| Exercise brief |
Work out how many lines in the data hold the word "image", and reply with that number only.

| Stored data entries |

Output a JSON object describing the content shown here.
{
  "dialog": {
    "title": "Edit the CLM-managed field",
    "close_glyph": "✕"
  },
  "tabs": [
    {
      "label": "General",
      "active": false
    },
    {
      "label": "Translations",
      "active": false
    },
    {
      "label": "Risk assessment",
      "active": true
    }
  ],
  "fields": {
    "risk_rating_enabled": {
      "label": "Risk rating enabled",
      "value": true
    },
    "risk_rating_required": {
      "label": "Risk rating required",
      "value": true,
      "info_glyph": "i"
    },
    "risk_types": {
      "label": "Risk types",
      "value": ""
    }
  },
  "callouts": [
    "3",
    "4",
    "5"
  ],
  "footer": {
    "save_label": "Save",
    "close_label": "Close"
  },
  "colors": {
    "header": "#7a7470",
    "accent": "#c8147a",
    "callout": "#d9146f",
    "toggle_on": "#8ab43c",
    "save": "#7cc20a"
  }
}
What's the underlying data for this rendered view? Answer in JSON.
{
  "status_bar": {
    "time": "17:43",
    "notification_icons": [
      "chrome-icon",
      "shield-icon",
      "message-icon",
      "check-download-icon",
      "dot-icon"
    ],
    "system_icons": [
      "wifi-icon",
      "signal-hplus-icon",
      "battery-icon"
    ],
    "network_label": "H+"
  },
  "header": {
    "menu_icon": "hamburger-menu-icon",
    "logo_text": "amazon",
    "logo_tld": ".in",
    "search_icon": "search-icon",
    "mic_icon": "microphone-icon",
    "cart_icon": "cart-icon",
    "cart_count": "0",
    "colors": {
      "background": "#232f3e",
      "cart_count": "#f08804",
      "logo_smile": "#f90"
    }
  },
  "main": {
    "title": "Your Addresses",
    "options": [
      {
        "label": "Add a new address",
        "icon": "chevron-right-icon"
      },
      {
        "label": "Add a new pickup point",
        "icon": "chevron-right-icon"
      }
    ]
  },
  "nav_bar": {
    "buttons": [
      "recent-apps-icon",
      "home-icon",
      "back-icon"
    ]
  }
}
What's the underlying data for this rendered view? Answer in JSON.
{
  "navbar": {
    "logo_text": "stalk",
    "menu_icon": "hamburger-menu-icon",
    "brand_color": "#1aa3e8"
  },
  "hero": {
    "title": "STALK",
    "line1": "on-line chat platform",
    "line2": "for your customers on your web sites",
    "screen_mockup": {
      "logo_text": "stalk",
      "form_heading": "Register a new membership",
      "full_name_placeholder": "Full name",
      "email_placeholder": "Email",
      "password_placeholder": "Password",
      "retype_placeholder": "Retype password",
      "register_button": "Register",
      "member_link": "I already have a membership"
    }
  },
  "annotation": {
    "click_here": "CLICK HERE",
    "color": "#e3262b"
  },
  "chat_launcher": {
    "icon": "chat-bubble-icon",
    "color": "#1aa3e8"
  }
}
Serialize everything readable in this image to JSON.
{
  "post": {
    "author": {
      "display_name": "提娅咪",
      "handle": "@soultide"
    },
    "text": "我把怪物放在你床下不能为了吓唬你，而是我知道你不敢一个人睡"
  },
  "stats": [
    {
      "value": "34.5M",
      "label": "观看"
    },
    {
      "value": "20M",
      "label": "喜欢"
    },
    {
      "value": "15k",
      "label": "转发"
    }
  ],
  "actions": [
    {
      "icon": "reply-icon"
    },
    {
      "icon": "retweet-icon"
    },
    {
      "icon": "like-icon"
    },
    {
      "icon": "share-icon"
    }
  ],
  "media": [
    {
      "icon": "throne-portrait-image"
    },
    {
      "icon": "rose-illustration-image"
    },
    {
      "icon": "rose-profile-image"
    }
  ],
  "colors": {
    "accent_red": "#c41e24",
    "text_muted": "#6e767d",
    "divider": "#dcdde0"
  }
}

| Answer below |
4